**Given request**
From the entries below, pull out each line where "Sonde" appears.

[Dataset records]
==*==

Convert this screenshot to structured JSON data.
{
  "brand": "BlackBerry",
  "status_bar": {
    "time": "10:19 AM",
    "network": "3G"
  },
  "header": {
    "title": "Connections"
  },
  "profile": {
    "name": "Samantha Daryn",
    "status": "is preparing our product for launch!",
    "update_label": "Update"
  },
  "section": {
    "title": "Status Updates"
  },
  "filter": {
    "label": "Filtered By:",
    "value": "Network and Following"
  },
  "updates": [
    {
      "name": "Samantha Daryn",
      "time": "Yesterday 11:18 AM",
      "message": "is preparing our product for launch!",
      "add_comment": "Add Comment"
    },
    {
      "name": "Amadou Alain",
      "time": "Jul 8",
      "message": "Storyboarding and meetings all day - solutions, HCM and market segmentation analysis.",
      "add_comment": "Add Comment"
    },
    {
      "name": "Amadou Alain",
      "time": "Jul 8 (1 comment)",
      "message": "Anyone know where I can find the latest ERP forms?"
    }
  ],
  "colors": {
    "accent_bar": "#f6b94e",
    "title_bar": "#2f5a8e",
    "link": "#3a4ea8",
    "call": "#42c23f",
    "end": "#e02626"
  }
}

==*==

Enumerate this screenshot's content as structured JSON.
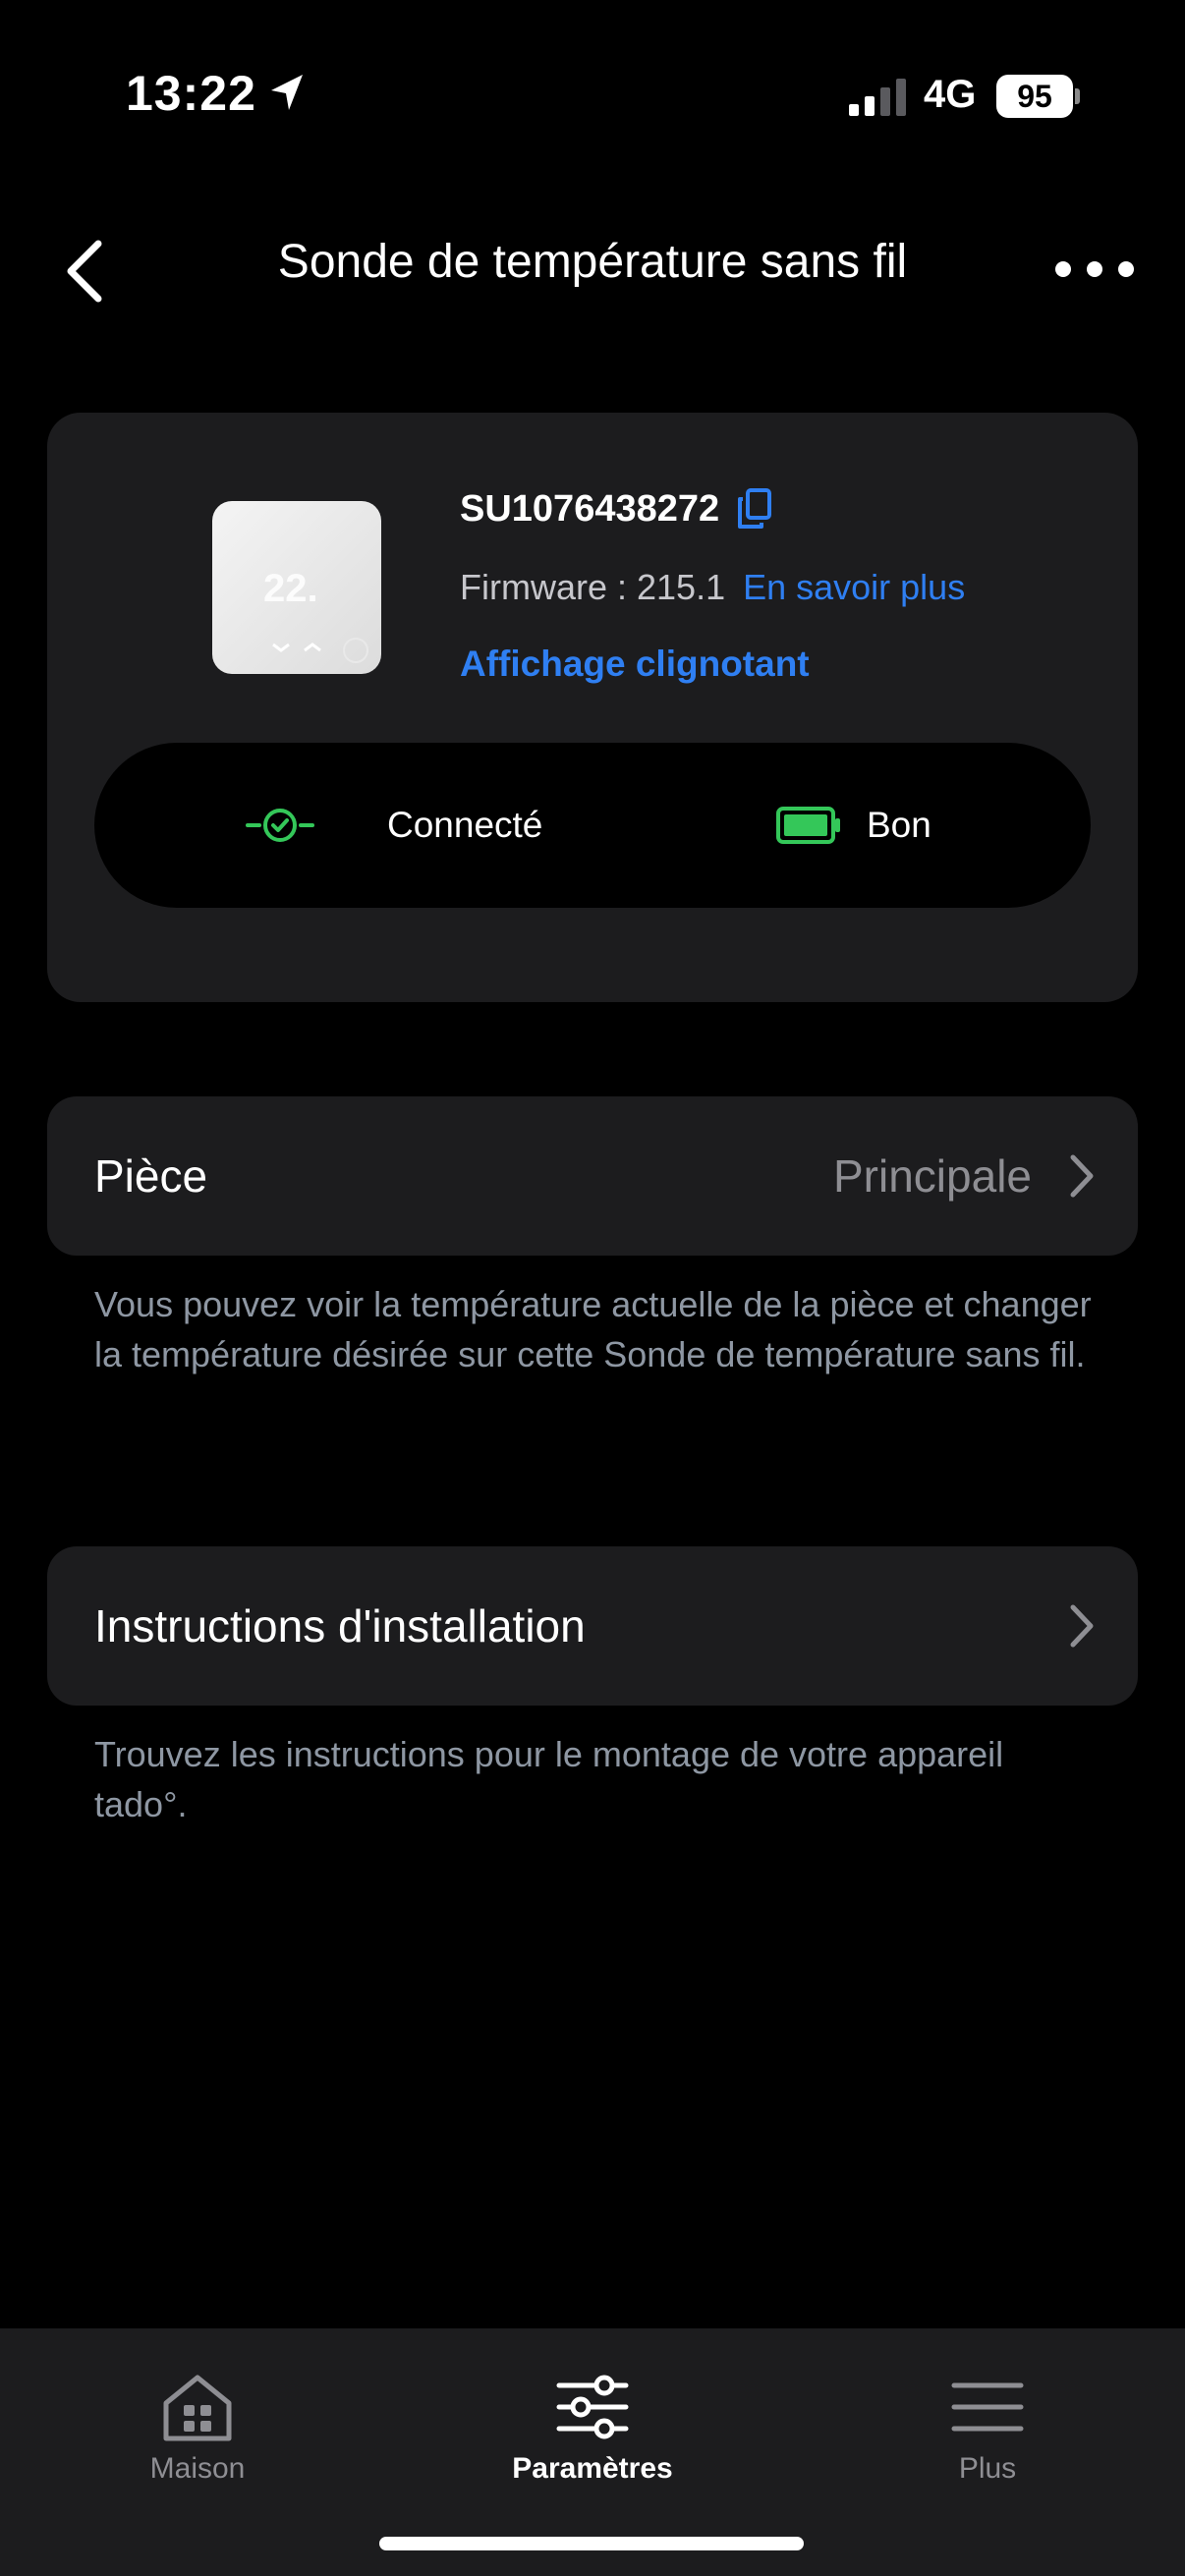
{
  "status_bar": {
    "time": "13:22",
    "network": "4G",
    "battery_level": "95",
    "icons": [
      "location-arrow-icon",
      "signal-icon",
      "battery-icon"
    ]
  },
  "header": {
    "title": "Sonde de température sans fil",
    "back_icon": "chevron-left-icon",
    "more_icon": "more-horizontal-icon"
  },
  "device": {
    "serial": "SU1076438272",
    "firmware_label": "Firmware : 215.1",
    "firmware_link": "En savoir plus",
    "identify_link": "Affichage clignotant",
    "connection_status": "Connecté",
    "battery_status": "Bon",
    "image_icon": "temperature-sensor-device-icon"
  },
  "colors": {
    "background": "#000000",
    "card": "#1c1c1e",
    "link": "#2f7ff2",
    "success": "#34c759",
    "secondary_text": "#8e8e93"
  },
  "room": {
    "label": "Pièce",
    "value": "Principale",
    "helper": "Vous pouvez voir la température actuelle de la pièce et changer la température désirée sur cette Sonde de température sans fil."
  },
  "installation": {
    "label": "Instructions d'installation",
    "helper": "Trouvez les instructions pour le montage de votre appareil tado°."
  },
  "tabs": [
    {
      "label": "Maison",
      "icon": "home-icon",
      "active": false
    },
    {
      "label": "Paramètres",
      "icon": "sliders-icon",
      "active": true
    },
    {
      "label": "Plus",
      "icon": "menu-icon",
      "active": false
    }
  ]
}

==*==

**Answer to the exercise**
    "title": "Sonde de température sans fil",
    "helper": "Vous pouvez voir la température actuelle de la pièce et changer la température désirée sur cette Sonde de température sans fil."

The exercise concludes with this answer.